◆ Rows from a figure dataset
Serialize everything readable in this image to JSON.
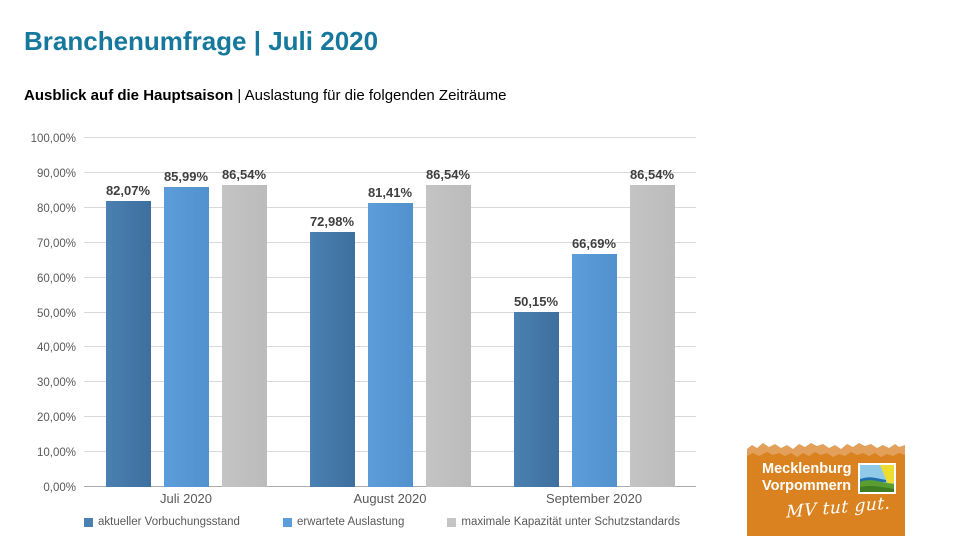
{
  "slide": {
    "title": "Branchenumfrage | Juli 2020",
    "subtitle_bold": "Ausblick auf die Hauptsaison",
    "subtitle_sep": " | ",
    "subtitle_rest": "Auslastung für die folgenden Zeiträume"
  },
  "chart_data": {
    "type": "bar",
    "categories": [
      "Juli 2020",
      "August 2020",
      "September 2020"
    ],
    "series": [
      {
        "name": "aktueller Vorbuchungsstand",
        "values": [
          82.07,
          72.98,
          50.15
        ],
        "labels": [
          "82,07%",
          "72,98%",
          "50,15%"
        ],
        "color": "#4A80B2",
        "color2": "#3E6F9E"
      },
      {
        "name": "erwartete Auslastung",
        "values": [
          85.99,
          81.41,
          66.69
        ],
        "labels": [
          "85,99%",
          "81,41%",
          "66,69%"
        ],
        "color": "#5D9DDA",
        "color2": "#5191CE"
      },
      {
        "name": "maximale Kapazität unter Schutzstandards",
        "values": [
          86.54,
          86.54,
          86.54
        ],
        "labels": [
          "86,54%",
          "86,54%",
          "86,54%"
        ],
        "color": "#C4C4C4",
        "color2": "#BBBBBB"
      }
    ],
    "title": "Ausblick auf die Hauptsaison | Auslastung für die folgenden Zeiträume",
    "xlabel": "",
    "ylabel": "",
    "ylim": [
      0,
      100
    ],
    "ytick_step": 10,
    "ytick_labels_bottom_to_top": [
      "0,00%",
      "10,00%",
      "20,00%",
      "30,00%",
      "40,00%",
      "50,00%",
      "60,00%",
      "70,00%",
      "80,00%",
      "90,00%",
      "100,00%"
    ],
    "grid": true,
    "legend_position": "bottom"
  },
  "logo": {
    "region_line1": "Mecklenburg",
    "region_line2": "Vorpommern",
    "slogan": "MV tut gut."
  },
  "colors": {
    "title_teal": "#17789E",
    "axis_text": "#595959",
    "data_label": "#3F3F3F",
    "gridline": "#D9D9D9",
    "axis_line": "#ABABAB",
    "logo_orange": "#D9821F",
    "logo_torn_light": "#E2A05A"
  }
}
...
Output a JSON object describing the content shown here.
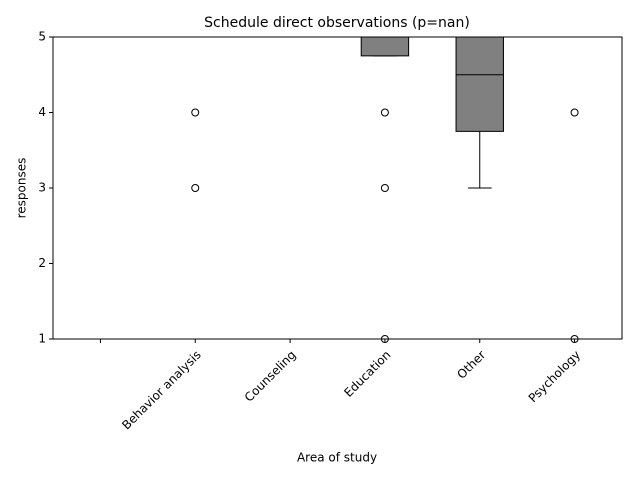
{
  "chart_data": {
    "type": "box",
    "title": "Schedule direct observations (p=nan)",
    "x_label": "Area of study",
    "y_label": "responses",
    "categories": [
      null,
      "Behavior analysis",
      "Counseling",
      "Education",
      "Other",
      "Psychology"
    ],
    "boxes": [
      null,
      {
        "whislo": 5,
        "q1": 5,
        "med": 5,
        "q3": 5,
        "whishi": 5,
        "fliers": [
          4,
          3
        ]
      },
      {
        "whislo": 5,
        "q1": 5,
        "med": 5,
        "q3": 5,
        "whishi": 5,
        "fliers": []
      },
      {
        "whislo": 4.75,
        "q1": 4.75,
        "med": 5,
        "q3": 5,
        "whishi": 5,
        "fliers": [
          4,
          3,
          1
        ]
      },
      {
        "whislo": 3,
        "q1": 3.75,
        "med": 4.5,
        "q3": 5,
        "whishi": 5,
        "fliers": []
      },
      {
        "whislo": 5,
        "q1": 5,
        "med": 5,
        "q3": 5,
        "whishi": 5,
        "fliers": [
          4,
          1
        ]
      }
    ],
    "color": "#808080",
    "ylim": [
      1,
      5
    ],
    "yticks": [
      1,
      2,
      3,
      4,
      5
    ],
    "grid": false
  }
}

◆ Exercise brief
Reply with the number of lines in the data that include the string "Ausblick" and nothing else.

◆ Result of this task
2